# Instruction:
Which lines below hold the word "Feldman"? Report each one.

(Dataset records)
———
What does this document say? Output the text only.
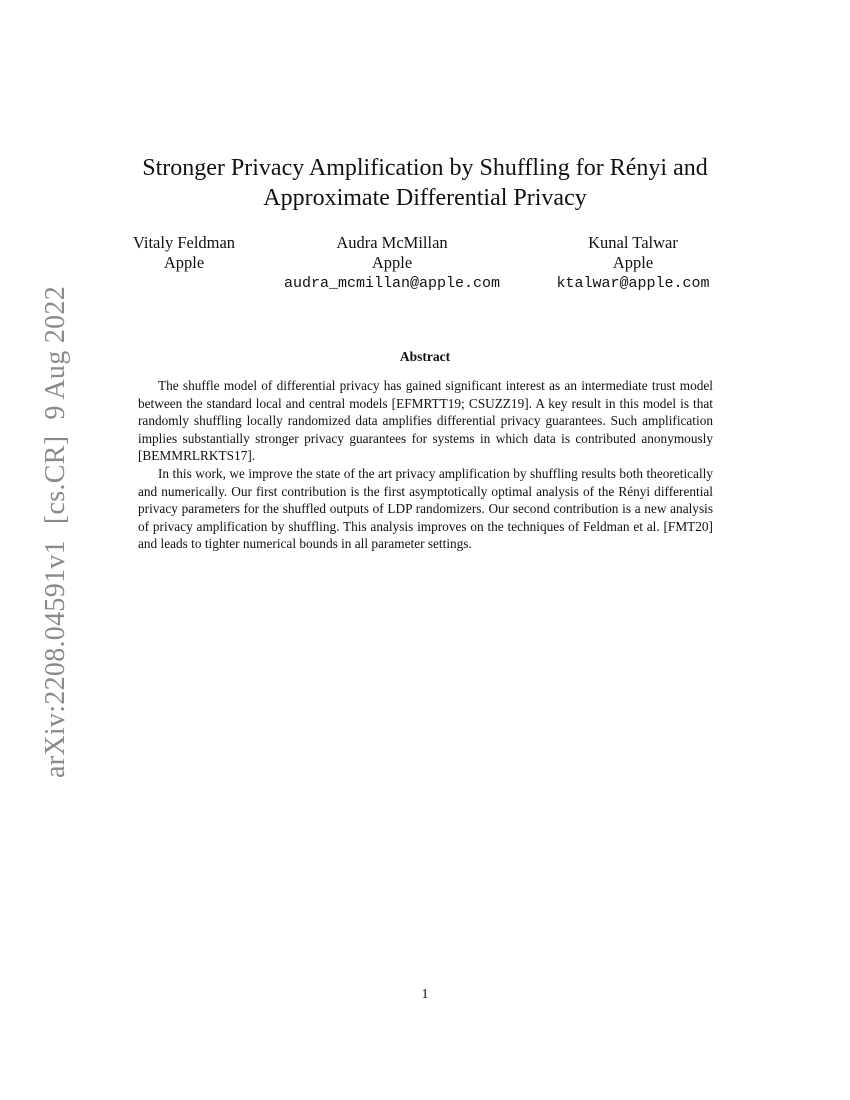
arXiv:2208.04591v1[cs.CR]9 Aug 2022
Stronger Privacy Amplification by Shuffling for Rényi and
Approximate Differential Privacy
Vitaly Feldman
Apple
Audra McMillan
Apple
audra_mcmillan@apple.com
Kunal Talwar
Apple
ktalwar@apple.com
Abstract

The shuffle model of differential privacy has gained significant interest as an intermediate trust model between the standard local and central models [EFMRTT19; CSUZZ19]. A key result in this model is that randomly shuffling locally randomized data amplifies differential privacy guarantees. Such amplification implies substantially stronger privacy guarantees for systems in which data is contributed anonymously [BEMMRLRKTS17].

In this work, we improve the state of the art privacy amplification by shuffling results both theoretically and numerically. Our first contribution is the first asymptotically optimal analysis of the Rényi differential privacy parameters for the shuffled outputs of LDP randomizers. Our second contribution is a new analysis of privacy amplification by shuffling. This analysis improves on the techniques of Feldman et al. [FMT20] and leads to tighter numerical bounds in all parameter settings.

1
———
# Task result:
Vitaly Feldman
In this work, we improve the state of the art privacy amplification by shuffling results both theoretically and numerically. Our first contribution is the first asymptotically optimal analysis of the Rényi differential privacy parameters for the shuffled outputs of LDP randomizers. Our second contribution is a new analysis of privacy amplification by shuffling. This analysis improves on the techniques of Feldman et al. [FMT20] and leads to tighter numerical bounds in all parameter settings.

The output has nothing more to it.